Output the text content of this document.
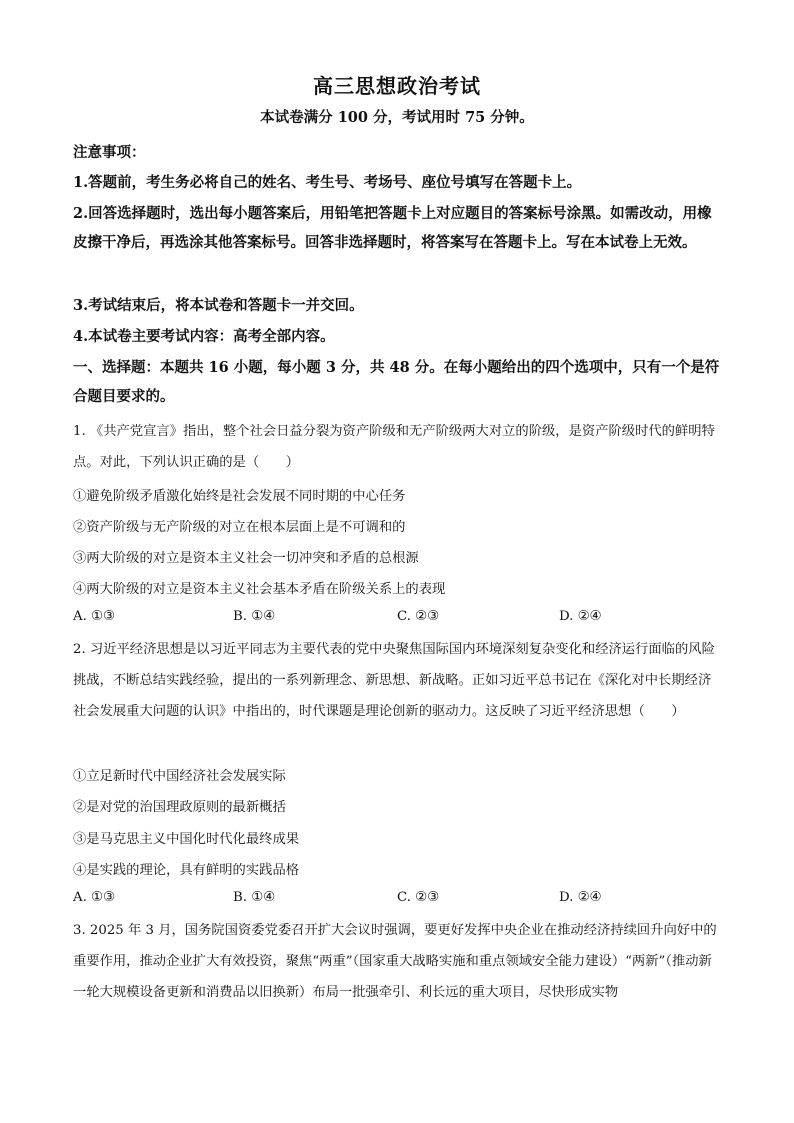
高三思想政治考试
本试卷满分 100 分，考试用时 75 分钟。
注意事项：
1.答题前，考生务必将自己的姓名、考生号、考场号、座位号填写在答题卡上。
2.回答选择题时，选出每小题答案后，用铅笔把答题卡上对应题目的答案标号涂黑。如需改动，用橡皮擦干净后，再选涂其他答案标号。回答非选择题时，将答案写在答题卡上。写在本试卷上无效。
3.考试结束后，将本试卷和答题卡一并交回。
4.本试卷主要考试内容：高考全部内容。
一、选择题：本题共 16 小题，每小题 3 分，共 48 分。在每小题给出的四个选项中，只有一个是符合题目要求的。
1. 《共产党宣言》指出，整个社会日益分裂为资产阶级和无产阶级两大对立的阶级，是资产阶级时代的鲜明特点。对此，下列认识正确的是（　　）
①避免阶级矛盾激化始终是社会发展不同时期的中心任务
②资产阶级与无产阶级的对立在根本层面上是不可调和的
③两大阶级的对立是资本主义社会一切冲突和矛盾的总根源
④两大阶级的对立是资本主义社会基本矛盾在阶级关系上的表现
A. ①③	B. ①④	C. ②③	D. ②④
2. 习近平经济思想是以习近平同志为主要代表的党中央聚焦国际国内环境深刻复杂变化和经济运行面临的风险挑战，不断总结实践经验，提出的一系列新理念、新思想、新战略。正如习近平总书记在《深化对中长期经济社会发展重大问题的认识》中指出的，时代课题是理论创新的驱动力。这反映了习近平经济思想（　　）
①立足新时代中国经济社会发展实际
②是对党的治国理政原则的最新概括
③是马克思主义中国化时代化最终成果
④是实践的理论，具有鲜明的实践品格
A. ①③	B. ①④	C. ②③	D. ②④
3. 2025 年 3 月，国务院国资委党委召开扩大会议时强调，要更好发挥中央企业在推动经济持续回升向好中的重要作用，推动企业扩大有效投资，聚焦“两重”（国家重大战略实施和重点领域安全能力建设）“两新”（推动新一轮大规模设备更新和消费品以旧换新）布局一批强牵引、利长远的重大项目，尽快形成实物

────────────────

* Exercise requirements *
Extract all the data above exactly, excluding every picture.

* Solution to the problem *
Output the text content of this document.
高三思想政治考试
本试卷满分 100 分，考试用时 75 分钟。
注意事项：
1.答题前，考生务必将自己的姓名、考生号、考场号、座位号填写在答题卡上。
2.回答选择题时，选出每小题答案后，用铅笔把答题卡上对应题目的答案标号涂黑。如需改动，用橡皮擦干净后，再选涂其他答案标号。回答非选择题时，将答案写在答题卡上。写在本试卷上无效。
3.考试结束后，将本试卷和答题卡一并交回。
4.本试卷主要考试内容：高考全部内容。
一、选择题：本题共 16 小题，每小题 3 分，共 48 分。在每小题给出的四个选项中，只有一个是符合题目要求的。
1. 《共产党宣言》指出，整个社会日益分裂为资产阶级和无产阶级两大对立的阶级，是资产阶级时代的鲜明特点。对此，下列认识正确的是（　　）
①避免阶级矛盾激化始终是社会发展不同时期的中心任务
②资产阶级与无产阶级的对立在根本层面上是不可调和的
③两大阶级的对立是资本主义社会一切冲突和矛盾的总根源
④两大阶级的对立是资本主义社会基本矛盾在阶级关系上的表现
A. ①③	B. ①④	C. ②③	D. ②④
2. 习近平经济思想是以习近平同志为主要代表的党中央聚焦国际国内环境深刻复杂变化和经济运行面临的风险挑战，不断总结实践经验，提出的一系列新理念、新思想、新战略。正如习近平总书记在《深化对中长期经济社会发展重大问题的认识》中指出的，时代课题是理论创新的驱动力。这反映了习近平经济思想（　　）
①立足新时代中国经济社会发展实际
②是对党的治国理政原则的最新概括
③是马克思主义中国化时代化最终成果
④是实践的理论，具有鲜明的实践品格
A. ①③	B. ①④	C. ②③	D. ②④
3. 2025 年 3 月，国务院国资委党委召开扩大会议时强调，要更好发挥中央企业在推动经济持续回升向好中的重要作用，推动企业扩大有效投资，聚焦“两重”（国家重大战略实施和重点领域安全能力建设）“两新”（推动新一轮大规模设备更新和消费品以旧换新）布局一批强牵引、利长远的重大项目，尽快形成实物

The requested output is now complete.